DATA LISTING:
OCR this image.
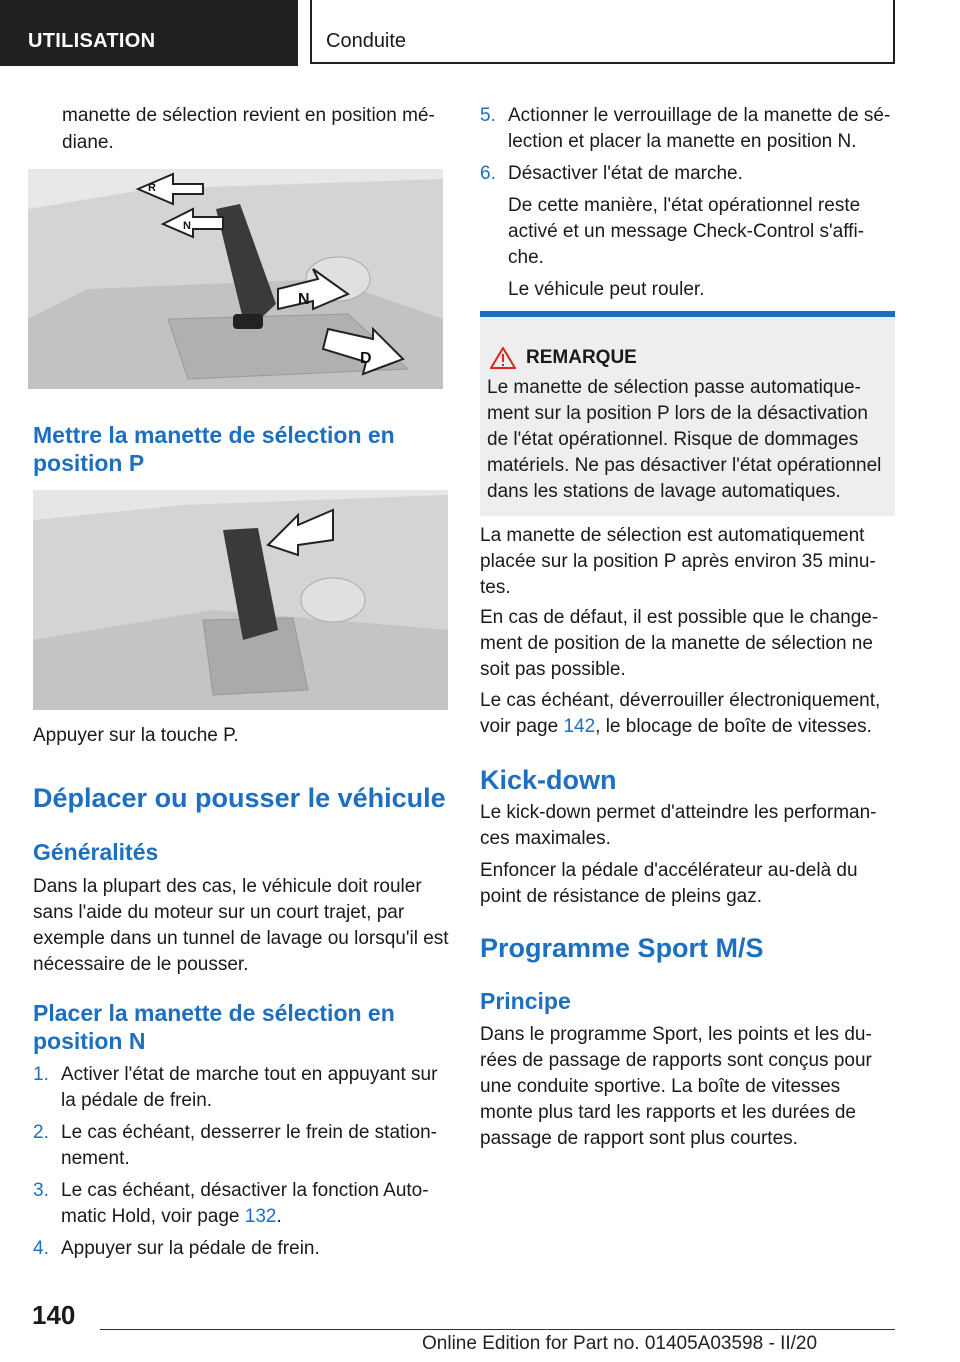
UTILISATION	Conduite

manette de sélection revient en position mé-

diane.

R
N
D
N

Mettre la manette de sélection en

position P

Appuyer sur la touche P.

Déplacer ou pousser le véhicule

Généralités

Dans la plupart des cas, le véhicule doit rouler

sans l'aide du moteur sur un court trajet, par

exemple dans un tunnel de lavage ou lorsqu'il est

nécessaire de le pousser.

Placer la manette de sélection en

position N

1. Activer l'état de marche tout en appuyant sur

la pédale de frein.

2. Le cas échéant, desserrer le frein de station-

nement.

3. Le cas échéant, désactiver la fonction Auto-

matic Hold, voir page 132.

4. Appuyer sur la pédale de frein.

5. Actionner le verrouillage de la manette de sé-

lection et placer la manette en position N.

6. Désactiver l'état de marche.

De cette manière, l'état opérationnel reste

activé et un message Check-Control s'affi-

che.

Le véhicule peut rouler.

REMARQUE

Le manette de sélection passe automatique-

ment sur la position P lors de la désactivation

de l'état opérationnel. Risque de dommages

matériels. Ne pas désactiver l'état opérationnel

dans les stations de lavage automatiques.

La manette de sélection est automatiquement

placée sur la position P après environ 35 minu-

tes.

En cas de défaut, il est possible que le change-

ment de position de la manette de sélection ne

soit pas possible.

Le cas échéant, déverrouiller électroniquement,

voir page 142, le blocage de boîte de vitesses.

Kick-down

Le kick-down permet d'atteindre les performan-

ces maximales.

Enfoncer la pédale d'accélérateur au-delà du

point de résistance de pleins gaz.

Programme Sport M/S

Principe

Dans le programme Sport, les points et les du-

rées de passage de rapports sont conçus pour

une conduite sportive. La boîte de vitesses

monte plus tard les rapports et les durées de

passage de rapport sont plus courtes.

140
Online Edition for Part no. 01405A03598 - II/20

GIVEN TASK: Skip the pictures, then retype every line above exactly.

RESULT BELOW:
OCR this image.
UTILISATION	Conduite

manette de sélection revient en position mé-

diane.

R
N
D
N

Mettre la manette de sélection en

position P

Appuyer sur la touche P.

Déplacer ou pousser le véhicule

Généralités

Dans la plupart des cas, le véhicule doit rouler

sans l'aide du moteur sur un court trajet, par

exemple dans un tunnel de lavage ou lorsqu'il est

nécessaire de le pousser.

Placer la manette de sélection en

position N

1. Activer l'état de marche tout en appuyant sur

la pédale de frein.

2. Le cas échéant, desserrer le frein de station-

nement.

3. Le cas échéant, désactiver la fonction Auto-

matic Hold, voir page 132.

4. Appuyer sur la pédale de frein.

5. Actionner le verrouillage de la manette de sé-

lection et placer la manette en position N.

6. Désactiver l'état de marche.

De cette manière, l'état opérationnel reste

activé et un message Check-Control s'affi-

che.

Le véhicule peut rouler.

REMARQUE

Le manette de sélection passe automatique-

ment sur la position P lors de la désactivation

de l'état opérationnel. Risque de dommages

matériels. Ne pas désactiver l'état opérationnel

dans les stations de lavage automatiques.

La manette de sélection est automatiquement

placée sur la position P après environ 35 minu-

tes.

En cas de défaut, il est possible que le change-

ment de position de la manette de sélection ne

soit pas possible.

Le cas échéant, déverrouiller électroniquement,

voir page 142, le blocage de boîte de vitesses.

Kick-down

Le kick-down permet d'atteindre les performan-

ces maximales.

Enfoncer la pédale d'accélérateur au-delà du

point de résistance de pleins gaz.

Programme Sport M/S

Principe

Dans le programme Sport, les points et les du-

rées de passage de rapports sont conçus pour

une conduite sportive. La boîte de vitesses

monte plus tard les rapports et les durées de

passage de rapport sont plus courtes.

140
Online Edition for Part no. 01405A03598 - II/20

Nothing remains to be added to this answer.